Requirement
Reproduce the records below exactly as they appear, omitting any pictures they contain.

Records shown

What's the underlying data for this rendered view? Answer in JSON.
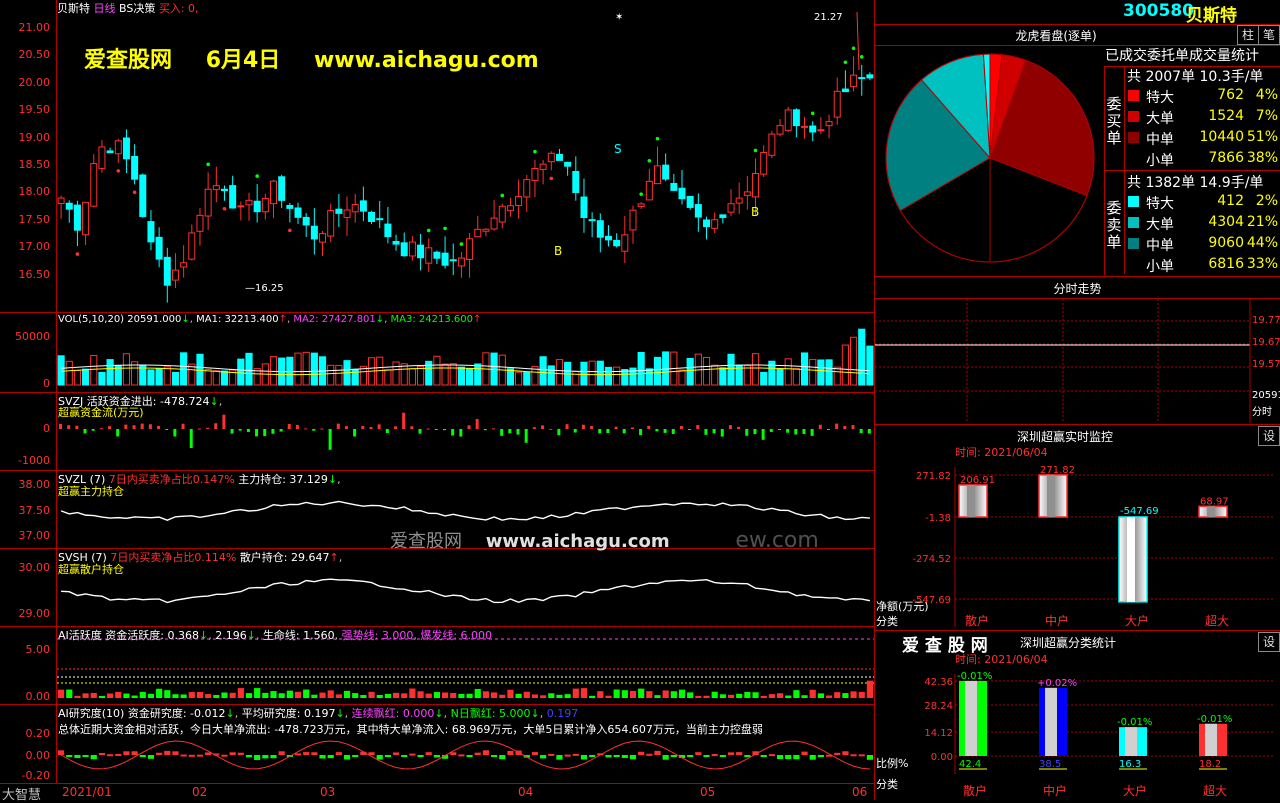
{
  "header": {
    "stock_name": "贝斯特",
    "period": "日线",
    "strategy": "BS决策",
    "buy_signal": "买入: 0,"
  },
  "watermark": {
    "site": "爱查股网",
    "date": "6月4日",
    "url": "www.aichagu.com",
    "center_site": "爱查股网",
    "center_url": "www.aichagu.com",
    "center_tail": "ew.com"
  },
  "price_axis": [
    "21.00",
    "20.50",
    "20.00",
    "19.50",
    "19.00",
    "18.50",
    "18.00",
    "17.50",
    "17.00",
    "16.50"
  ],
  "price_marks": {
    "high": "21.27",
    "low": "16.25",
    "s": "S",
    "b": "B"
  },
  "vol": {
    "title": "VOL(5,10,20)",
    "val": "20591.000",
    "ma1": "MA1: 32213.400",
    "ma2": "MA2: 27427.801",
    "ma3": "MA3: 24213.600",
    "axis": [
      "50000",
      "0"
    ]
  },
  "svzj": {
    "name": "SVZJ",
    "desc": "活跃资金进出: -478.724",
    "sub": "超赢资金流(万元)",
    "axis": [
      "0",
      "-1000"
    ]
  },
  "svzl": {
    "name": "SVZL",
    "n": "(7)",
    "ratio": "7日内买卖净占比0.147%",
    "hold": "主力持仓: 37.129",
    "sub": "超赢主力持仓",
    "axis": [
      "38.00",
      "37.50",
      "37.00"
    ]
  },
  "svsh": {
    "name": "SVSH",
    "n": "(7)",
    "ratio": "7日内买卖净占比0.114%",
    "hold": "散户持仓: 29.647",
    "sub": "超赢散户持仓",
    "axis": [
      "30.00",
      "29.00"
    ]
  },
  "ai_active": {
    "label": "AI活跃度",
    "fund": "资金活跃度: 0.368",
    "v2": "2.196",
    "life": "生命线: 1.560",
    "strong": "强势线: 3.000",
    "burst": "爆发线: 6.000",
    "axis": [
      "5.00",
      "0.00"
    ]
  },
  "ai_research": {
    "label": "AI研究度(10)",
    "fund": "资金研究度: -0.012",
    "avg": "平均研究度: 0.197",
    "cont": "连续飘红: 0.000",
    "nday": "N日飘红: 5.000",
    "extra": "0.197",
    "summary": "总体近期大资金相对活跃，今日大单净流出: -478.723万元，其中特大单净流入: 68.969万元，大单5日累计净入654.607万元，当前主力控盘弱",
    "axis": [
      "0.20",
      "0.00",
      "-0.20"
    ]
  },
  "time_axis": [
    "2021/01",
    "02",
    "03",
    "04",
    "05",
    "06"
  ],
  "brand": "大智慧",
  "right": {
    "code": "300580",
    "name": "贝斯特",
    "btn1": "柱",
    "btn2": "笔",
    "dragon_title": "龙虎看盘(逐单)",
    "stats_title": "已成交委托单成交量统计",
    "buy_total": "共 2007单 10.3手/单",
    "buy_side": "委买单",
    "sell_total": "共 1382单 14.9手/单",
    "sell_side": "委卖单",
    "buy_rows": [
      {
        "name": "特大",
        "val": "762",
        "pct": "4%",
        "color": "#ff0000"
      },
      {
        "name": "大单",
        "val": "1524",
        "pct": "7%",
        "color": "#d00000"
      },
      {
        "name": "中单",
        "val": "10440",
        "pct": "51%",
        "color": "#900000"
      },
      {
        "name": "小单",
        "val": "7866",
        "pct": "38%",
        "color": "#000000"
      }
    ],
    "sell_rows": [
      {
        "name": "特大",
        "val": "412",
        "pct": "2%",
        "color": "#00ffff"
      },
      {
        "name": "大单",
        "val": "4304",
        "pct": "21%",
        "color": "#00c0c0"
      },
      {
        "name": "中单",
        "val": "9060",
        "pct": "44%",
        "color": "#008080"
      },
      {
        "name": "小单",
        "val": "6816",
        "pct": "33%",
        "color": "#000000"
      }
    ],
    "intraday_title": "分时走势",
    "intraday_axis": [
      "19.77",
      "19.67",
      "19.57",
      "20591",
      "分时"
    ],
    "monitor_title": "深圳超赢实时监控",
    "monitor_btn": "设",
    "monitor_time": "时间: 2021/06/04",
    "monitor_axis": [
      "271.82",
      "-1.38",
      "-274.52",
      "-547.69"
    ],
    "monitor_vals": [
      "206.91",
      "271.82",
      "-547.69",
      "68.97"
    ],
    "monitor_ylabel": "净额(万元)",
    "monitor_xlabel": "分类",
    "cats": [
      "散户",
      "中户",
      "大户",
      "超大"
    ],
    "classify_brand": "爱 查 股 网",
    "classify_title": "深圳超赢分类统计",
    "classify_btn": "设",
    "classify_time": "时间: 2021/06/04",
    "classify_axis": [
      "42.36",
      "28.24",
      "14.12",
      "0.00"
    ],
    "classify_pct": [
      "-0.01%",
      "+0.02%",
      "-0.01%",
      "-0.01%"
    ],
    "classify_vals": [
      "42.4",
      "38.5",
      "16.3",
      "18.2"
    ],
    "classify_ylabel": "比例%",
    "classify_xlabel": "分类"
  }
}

Response
What's the underlying data for this rendered view? Answer in JSON.
{
  "header": {
    "stock_name": "贝斯特",
    "period": "日线",
    "strategy": "BS决策",
    "buy_signal": "买入: 0,"
  },
  "watermark": {
    "site": "爱查股网",
    "date": "6月4日",
    "url": "www.aichagu.com",
    "center_site": "爱查股网",
    "center_url": "www.aichagu.com",
    "center_tail": "ew.com"
  },
  "price_axis": [
    "21.00",
    "20.50",
    "20.00",
    "19.50",
    "19.00",
    "18.50",
    "18.00",
    "17.50",
    "17.00",
    "16.50"
  ],
  "price_marks": {
    "high": "21.27",
    "low": "16.25",
    "s": "S",
    "b": "B"
  },
  "vol": {
    "title": "VOL(5,10,20)",
    "val": "20591.000",
    "ma1": "MA1: 32213.400",
    "ma2": "MA2: 27427.801",
    "ma3": "MA3: 24213.600",
    "axis": [
      "50000",
      "0"
    ]
  },
  "svzj": {
    "name": "SVZJ",
    "desc": "活跃资金进出: -478.724",
    "sub": "超赢资金流(万元)",
    "axis": [
      "0",
      "-1000"
    ]
  },
  "svzl": {
    "name": "SVZL",
    "n": "(7)",
    "ratio": "7日内买卖净占比0.147%",
    "hold": "主力持仓: 37.129",
    "sub": "超赢主力持仓",
    "axis": [
      "38.00",
      "37.50",
      "37.00"
    ]
  },
  "svsh": {
    "name": "SVSH",
    "n": "(7)",
    "ratio": "7日内买卖净占比0.114%",
    "hold": "散户持仓: 29.647",
    "sub": "超赢散户持仓",
    "axis": [
      "30.00",
      "29.00"
    ]
  },
  "ai_active": {
    "label": "AI活跃度",
    "fund": "资金活跃度: 0.368",
    "v2": "2.196",
    "life": "生命线: 1.560",
    "strong": "强势线: 3.000",
    "burst": "爆发线: 6.000",
    "axis": [
      "5.00",
      "0.00"
    ]
  },
  "ai_research": {
    "label": "AI研究度(10)",
    "fund": "资金研究度: -0.012",
    "avg": "平均研究度: 0.197",
    "cont": "连续飘红: 0.000",
    "nday": "N日飘红: 5.000",
    "extra": "0.197",
    "summary": "总体近期大资金相对活跃，今日大单净流出: -478.723万元，其中特大单净流入: 68.969万元，大单5日累计净入654.607万元，当前主力控盘弱",
    "axis": [
      "0.20",
      "0.00",
      "-0.20"
    ]
  },
  "time_axis": [
    "2021/01",
    "02",
    "03",
    "04",
    "05",
    "06"
  ],
  "brand": "大智慧",
  "right": {
    "code": "300580",
    "name": "贝斯特",
    "btn1": "柱",
    "btn2": "笔",
    "dragon_title": "龙虎看盘(逐单)",
    "stats_title": "已成交委托单成交量统计",
    "buy_total": "共 2007单 10.3手/单",
    "buy_side": "委买单",
    "sell_total": "共 1382单 14.9手/单",
    "sell_side": "委卖单",
    "buy_rows": [
      {
        "name": "特大",
        "val": "762",
        "pct": "4%",
        "color": "#ff0000"
      },
      {
        "name": "大单",
        "val": "1524",
        "pct": "7%",
        "color": "#d00000"
      },
      {
        "name": "中单",
        "val": "10440",
        "pct": "51%",
        "color": "#900000"
      },
      {
        "name": "小单",
        "val": "7866",
        "pct": "38%",
        "color": "#000000"
      }
    ],
    "sell_rows": [
      {
        "name": "特大",
        "val": "412",
        "pct": "2%",
        "color": "#00ffff"
      },
      {
        "name": "大单",
        "val": "4304",
        "pct": "21%",
        "color": "#00c0c0"
      },
      {
        "name": "中单",
        "val": "9060",
        "pct": "44%",
        "color": "#008080"
      },
      {
        "name": "小单",
        "val": "6816",
        "pct": "33%",
        "color": "#000000"
      }
    ],
    "intraday_title": "分时走势",
    "intraday_axis": [
      "19.77",
      "19.67",
      "19.57",
      "20591",
      "分时"
    ],
    "monitor_title": "深圳超赢实时监控",
    "monitor_btn": "设",
    "monitor_time": "时间: 2021/06/04",
    "monitor_axis": [
      "271.82",
      "-1.38",
      "-274.52",
      "-547.69"
    ],
    "monitor_vals": [
      "206.91",
      "271.82",
      "-547.69",
      "68.97"
    ],
    "monitor_ylabel": "净额(万元)",
    "monitor_xlabel": "分类",
    "cats": [
      "散户",
      "中户",
      "大户",
      "超大"
    ],
    "classify_brand": "爱 查 股 网",
    "classify_title": "深圳超赢分类统计",
    "classify_btn": "设",
    "classify_time": "时间: 2021/06/04",
    "classify_axis": [
      "42.36",
      "28.24",
      "14.12",
      "0.00"
    ],
    "classify_pct": [
      "-0.01%",
      "+0.02%",
      "-0.01%",
      "-0.01%"
    ],
    "classify_vals": [
      "42.4",
      "38.5",
      "16.3",
      "18.2"
    ],
    "classify_ylabel": "比例%",
    "classify_xlabel": "分类"
  }
}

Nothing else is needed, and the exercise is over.